_SUPPLIED MATERIAL:_

※ ※ ※

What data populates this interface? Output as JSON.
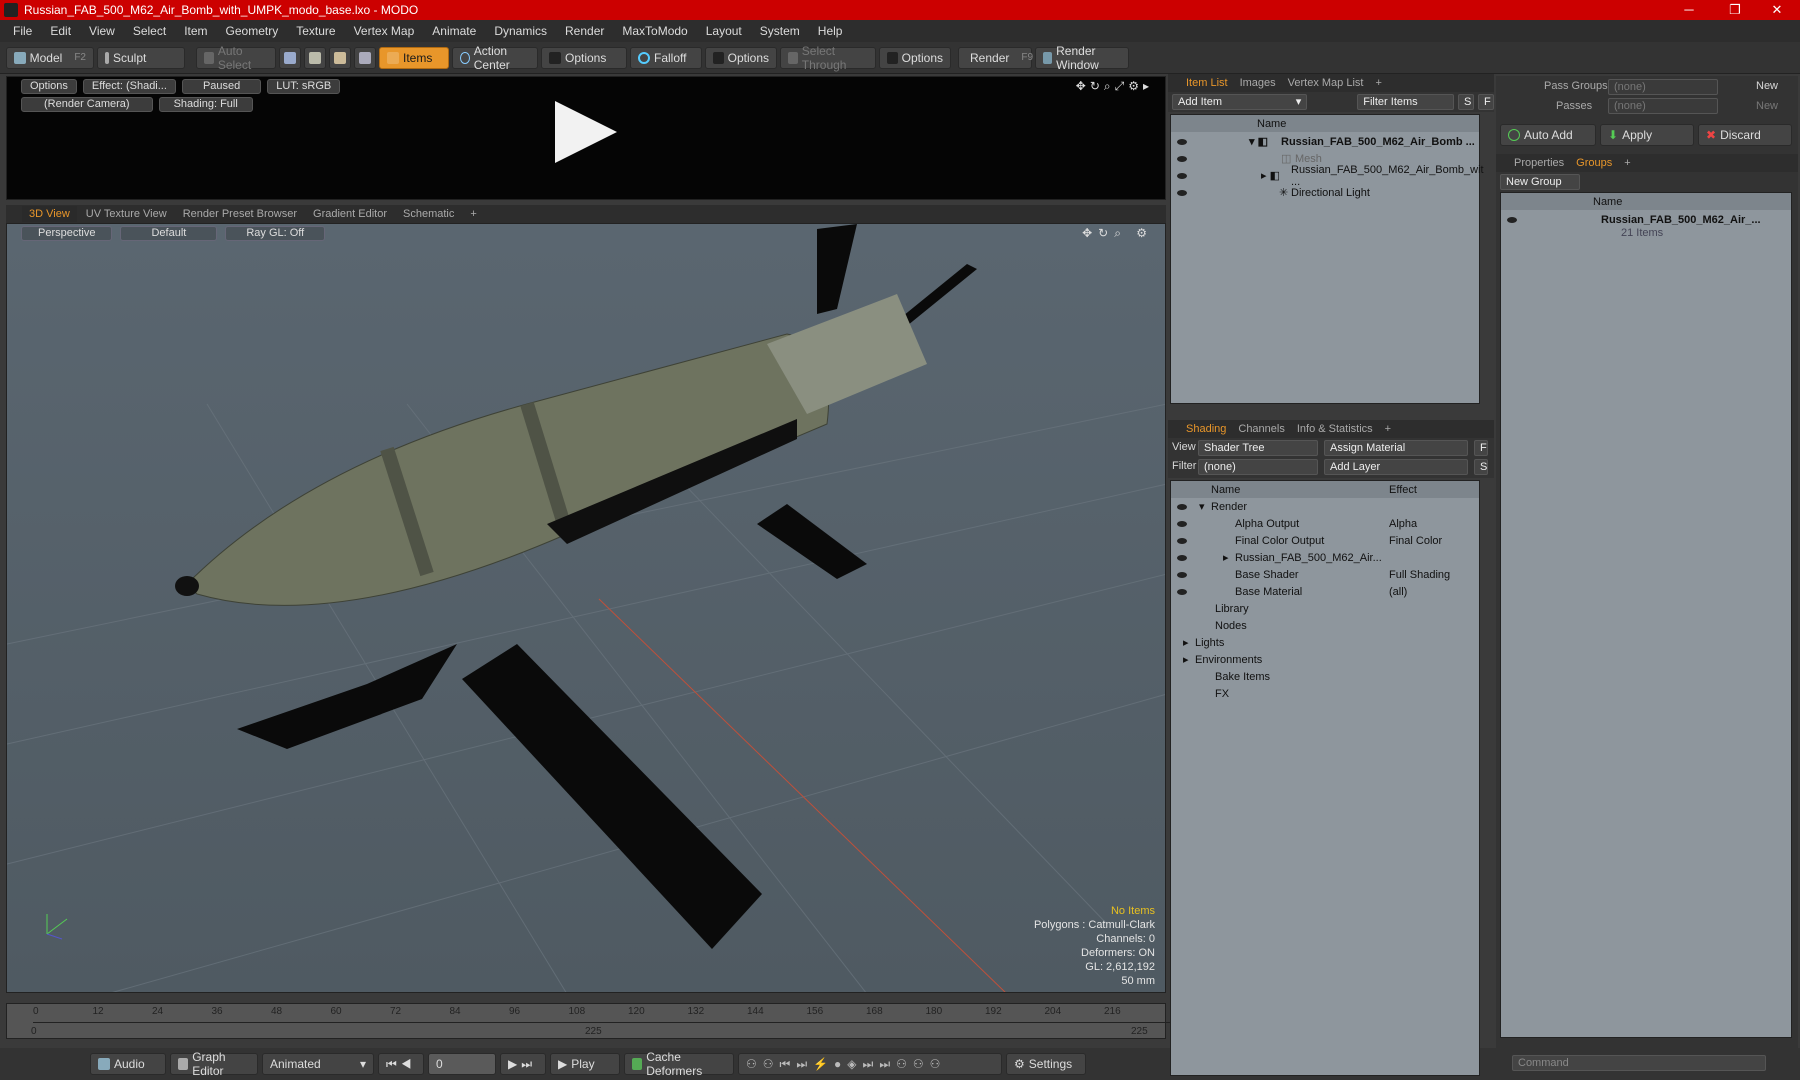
{
  "window": {
    "title": "Russian_FAB_500_M62_Air_Bomb_with_UMPK_modo_base.lxo - MODO",
    "minimize": "─",
    "maximize": "❐",
    "close": "✕"
  },
  "menu": [
    "File",
    "Edit",
    "View",
    "Select",
    "Item",
    "Geometry",
    "Texture",
    "Vertex Map",
    "Animate",
    "Dynamics",
    "Render",
    "MaxToModo",
    "Layout",
    "System",
    "Help"
  ],
  "toolbar": {
    "model": "Model",
    "model_key": "F2",
    "sculpt": "Sculpt",
    "auto_select": "Auto Select",
    "items": "Items",
    "action_center": "Action Center",
    "options1": "Options",
    "falloff": "Falloff",
    "options2": "Options",
    "select_through": "Select Through",
    "options3": "Options",
    "render": "Render",
    "render_key": "F9",
    "render_window": "Render Window"
  },
  "preview": {
    "options": "Options",
    "effect": "Effect: (Shadi...",
    "paused": "Paused",
    "lut": "LUT: sRGB",
    "camera": "(Render Camera)",
    "shading": "Shading: Full"
  },
  "viewtabs": [
    "3D View",
    "UV Texture View",
    "Render Preset Browser",
    "Gradient Editor",
    "Schematic",
    "+"
  ],
  "viewport": {
    "perspective": "Perspective",
    "default": "Default",
    "raygl": "Ray GL: Off",
    "hud": {
      "no_items": "No Items",
      "polygons": "Polygons : Catmull-Clark",
      "channels": "Channels: 0",
      "deformers": "Deformers: ON",
      "gl": "GL: 2,612,192",
      "scale": "50 mm"
    }
  },
  "timeline": {
    "ticks": [
      "0",
      "12",
      "24",
      "36",
      "48",
      "60",
      "72",
      "84",
      "96",
      "108",
      "120",
      "132",
      "144",
      "156",
      "168",
      "180",
      "192",
      "204",
      "216"
    ],
    "start": "0",
    "mid": "225",
    "end": "225"
  },
  "bottom": {
    "audio": "Audio",
    "graph_editor": "Graph Editor",
    "animated": "Animated",
    "frame": "0",
    "play": "Play",
    "cache": "Cache Deformers",
    "settings": "Settings"
  },
  "itemlist": {
    "tabs": [
      "Item List",
      "Images",
      "Vertex Map List",
      "+"
    ],
    "add_item": "Add Item",
    "filter_items": "Filter Items",
    "s": "S",
    "f": "F",
    "name_col": "Name",
    "rows": [
      "Russian_FAB_500_M62_Air_Bomb ...",
      "Mesh",
      "Russian_FAB_500_M62_Air_Bomb_wit ...",
      "Directional Light"
    ]
  },
  "shading": {
    "tabs": [
      "Shading",
      "Channels",
      "Info & Statistics",
      "+"
    ],
    "view_label": "View",
    "view_value": "Shader Tree",
    "assign_material": "Assign Material",
    "f": "F",
    "filter_label": "Filter",
    "filter_value": "(none)",
    "add_layer": "Add Layer",
    "s": "S",
    "name_col": "Name",
    "effect_col": "Effect",
    "rows": [
      {
        "name": "Render",
        "effect": ""
      },
      {
        "name": "Alpha Output",
        "effect": "Alpha"
      },
      {
        "name": "Final Color Output",
        "effect": "Final Color"
      },
      {
        "name": "Russian_FAB_500_M62_Air...",
        "effect": ""
      },
      {
        "name": "Base Shader",
        "effect": "Full Shading"
      },
      {
        "name": "Base Material",
        "effect": "(all)"
      },
      {
        "name": "Library",
        "effect": ""
      },
      {
        "name": "Nodes",
        "effect": ""
      },
      {
        "name": "Lights",
        "effect": ""
      },
      {
        "name": "Environments",
        "effect": ""
      },
      {
        "name": "Bake Items",
        "effect": ""
      },
      {
        "name": "FX",
        "effect": ""
      }
    ]
  },
  "passes": {
    "pass_groups": "Pass Groups",
    "passes": "Passes",
    "none1": "(none)",
    "none2": "(none)",
    "new1": "New",
    "new2": "New"
  },
  "actions": {
    "auto_add": "Auto Add",
    "apply": "Apply",
    "discard": "Discard"
  },
  "groups": {
    "tabs": [
      "Properties",
      "Groups",
      "+"
    ],
    "new_group": "New Group",
    "name_col": "Name",
    "group_name": "Russian_FAB_500_M62_Air_...",
    "group_count": "21 Items"
  },
  "command": {
    "placeholder": "Command"
  },
  "colors": {
    "accent": "#e8962a",
    "title_red": "#cc0000",
    "panel": "#8e969d"
  }
}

※ ※ ※

_PROBLEM DESCRIPTION:_
Identify every line holding the word "Items" and copy it out.

_THE REPLY:_
    "items": "Items",
      "no_items": "No Items",
    "filter_items": "Filter Items",
        "name": "Bake Items",
    "group_count": "21 Items"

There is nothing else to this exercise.